### Entries

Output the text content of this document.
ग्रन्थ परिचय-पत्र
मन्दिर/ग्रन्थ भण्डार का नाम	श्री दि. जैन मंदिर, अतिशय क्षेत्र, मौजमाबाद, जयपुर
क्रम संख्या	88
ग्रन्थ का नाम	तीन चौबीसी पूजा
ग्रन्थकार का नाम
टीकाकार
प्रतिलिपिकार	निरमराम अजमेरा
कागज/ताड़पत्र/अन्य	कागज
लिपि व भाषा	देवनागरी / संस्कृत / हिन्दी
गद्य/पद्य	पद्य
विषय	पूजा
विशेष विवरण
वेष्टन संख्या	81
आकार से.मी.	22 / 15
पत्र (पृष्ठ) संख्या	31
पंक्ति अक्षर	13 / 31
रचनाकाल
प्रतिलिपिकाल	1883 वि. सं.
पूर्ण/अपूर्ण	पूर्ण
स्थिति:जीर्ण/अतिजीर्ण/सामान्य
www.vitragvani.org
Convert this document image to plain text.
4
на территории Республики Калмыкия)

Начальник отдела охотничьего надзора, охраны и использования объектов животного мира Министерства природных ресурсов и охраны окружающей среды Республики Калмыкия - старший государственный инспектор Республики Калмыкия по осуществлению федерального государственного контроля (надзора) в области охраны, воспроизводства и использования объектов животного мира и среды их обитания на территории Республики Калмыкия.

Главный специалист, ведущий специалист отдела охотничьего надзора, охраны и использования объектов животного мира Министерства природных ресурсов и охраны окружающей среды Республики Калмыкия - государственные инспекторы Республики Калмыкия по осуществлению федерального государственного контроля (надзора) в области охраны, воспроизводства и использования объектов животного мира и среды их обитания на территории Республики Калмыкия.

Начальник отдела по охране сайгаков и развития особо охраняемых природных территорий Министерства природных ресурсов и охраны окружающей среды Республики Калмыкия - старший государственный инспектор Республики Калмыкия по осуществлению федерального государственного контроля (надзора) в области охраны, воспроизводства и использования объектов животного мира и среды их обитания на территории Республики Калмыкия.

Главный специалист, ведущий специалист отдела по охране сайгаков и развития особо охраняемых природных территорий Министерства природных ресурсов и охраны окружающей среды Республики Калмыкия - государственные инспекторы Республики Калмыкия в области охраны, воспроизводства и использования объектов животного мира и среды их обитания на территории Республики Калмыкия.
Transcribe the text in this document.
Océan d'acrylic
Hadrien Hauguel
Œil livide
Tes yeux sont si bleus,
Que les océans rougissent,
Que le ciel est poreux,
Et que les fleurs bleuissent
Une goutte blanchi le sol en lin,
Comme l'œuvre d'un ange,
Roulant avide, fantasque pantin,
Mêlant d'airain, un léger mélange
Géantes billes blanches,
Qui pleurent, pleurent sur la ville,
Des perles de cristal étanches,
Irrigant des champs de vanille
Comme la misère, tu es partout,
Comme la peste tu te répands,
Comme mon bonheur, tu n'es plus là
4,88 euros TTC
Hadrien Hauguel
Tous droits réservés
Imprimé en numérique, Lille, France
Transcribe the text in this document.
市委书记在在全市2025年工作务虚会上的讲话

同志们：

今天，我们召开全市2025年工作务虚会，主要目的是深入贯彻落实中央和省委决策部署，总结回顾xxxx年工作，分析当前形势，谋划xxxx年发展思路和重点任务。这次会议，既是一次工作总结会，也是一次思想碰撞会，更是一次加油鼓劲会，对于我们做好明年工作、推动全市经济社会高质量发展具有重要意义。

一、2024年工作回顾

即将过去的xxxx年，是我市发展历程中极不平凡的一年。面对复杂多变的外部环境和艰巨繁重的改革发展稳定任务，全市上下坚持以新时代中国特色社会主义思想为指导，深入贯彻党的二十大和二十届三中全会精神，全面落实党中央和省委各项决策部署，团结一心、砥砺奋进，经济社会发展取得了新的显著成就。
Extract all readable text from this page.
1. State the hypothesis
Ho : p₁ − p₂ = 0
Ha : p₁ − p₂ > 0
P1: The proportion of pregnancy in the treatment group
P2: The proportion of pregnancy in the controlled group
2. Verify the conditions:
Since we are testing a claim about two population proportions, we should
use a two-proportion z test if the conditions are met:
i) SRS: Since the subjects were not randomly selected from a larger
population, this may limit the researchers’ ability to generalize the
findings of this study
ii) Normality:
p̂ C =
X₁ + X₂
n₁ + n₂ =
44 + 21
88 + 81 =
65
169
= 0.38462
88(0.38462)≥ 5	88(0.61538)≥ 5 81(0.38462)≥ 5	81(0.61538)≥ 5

### What to work on
Restate all of the entries above precisely.

### Complete answer
Output the text content of this document.
ग्रन्थ परिचय-पत्र
मन्दिर/ग्रन्थ भण्डार का नाम	श्री दि. जैन मंदिर, अतिशय क्षेत्र, मौजमाबाद, जयपुर
क्रम संख्या	88
ग्रन्थ का नाम	तीन चौबीसी पूजा
ग्रन्थकार का नाम
टीकाकार
प्रतिलिपिकार	निरमराम अजमेरा
कागज/ताड़पत्र/अन्य	कागज
लिपि व भाषा	देवनागरी / संस्कृत / हिन्दी
गद्य/पद्य	पद्य
विषय	पूजा
विशेष विवरण
वेष्टन संख्या	81
आकार से.मी.	22 / 15
पत्र (पृष्ठ) संख्या	31
पंक्ति अक्षर	13 / 31
रचनाकाल
प्रतिलिपिकाल	1883 वि. सं.
पूर्ण/अपूर्ण	पूर्ण
स्थिति:जीर्ण/अतिजीर्ण/सामान्य
www.vitragvani.org
Convert this document image to plain text.
4
на территории Республики Калмыкия)

Начальник отдела охотничьего надзора, охраны и использования объектов животного мира Министерства природных ресурсов и охраны окружающей среды Республики Калмыкия - старший государственный инспектор Республики Калмыкия по осуществлению федерального государственного контроля (надзора) в области охраны, воспроизводства и использования объектов животного мира и среды их обитания на территории Республики Калмыкия.

Главный специалист, ведущий специалист отдела охотничьего надзора, охраны и использования объектов животного мира Министерства природных ресурсов и охраны окружающей среды Республики Калмыкия - государственные инспекторы Республики Калмыкия по осуществлению федерального государственного контроля (надзора) в области охраны, воспроизводства и использования объектов животного мира и среды их обитания на территории Республики Калмыкия.

Начальник отдела по охране сайгаков и развития особо охраняемых природных территорий Министерства природных ресурсов и охраны окружающей среды Республики Калмыкия - старший государственный инспектор Республики Калмыкия по осуществлению федерального государственного контроля (надзора) в области охраны, воспроизводства и использования объектов животного мира и среды их обитания на территории Республики Калмыкия.

Главный специалист, ведущий специалист отдела по охране сайгаков и развития особо охраняемых природных территорий Министерства природных ресурсов и охраны окружающей среды Республики Калмыкия - государственные инспекторы Республики Калмыкия в области охраны, воспроизводства и использования объектов животного мира и среды их обитания на территории Республики Калмыкия.
Transcribe the text in this document.
Océan d'acrylic
Hadrien Hauguel
Œil livide
Tes yeux sont si bleus,
Que les océans rougissent,
Que le ciel est poreux,
Et que les fleurs bleuissent
Une goutte blanchi le sol en lin,
Comme l'œuvre d'un ange,
Roulant avide, fantasque pantin,
Mêlant d'airain, un léger mélange
Géantes billes blanches,
Qui pleurent, pleurent sur la ville,
Des perles de cristal étanches,
Irrigant des champs de vanille
Comme la misère, tu es partout,
Comme la peste tu te répands,
Comme mon bonheur, tu n'es plus là
4,88 euros TTC
Hadrien Hauguel
Tous droits réservés
Imprimé en numérique, Lille, France
Transcribe the text in this document.
市委书记在在全市2025年工作务虚会上的讲话

同志们：

今天，我们召开全市2025年工作务虚会，主要目的是深入贯彻落实中央和省委决策部署，总结回顾xxxx年工作，分析当前形势，谋划xxxx年发展思路和重点任务。这次会议，既是一次工作总结会，也是一次思想碰撞会，更是一次加油鼓劲会，对于我们做好明年工作、推动全市经济社会高质量发展具有重要意义。

一、2024年工作回顾

即将过去的xxxx年，是我市发展历程中极不平凡的一年。面对复杂多变的外部环境和艰巨繁重的改革发展稳定任务，全市上下坚持以新时代中国特色社会主义思想为指导，深入贯彻党的二十大和二十届三中全会精神，全面落实党中央和省委各项决策部署，团结一心、砥砺奋进，经济社会发展取得了新的显著成就。
Extract all readable text from this page.
1. State the hypothesis
Ho : p₁ − p₂ = 0
Ha : p₁ − p₂ > 0
P1: The proportion of pregnancy in the treatment group
P2: The proportion of pregnancy in the controlled group
2. Verify the conditions:
Since we are testing a claim about two population proportions, we should
use a two-proportion z test if the conditions are met:
i) SRS: Since the subjects were not randomly selected from a larger
population, this may limit the researchers’ ability to generalize the
findings of this study
ii) Normality:
p̂ C =
X₁ + X₂
n₁ + n₂ =
44 + 21
88 + 81 =
65
169
= 0.38462
88(0.38462)≥ 5	88(0.61538)≥ 5 81(0.38462)≥ 5	81(0.61538)≥ 5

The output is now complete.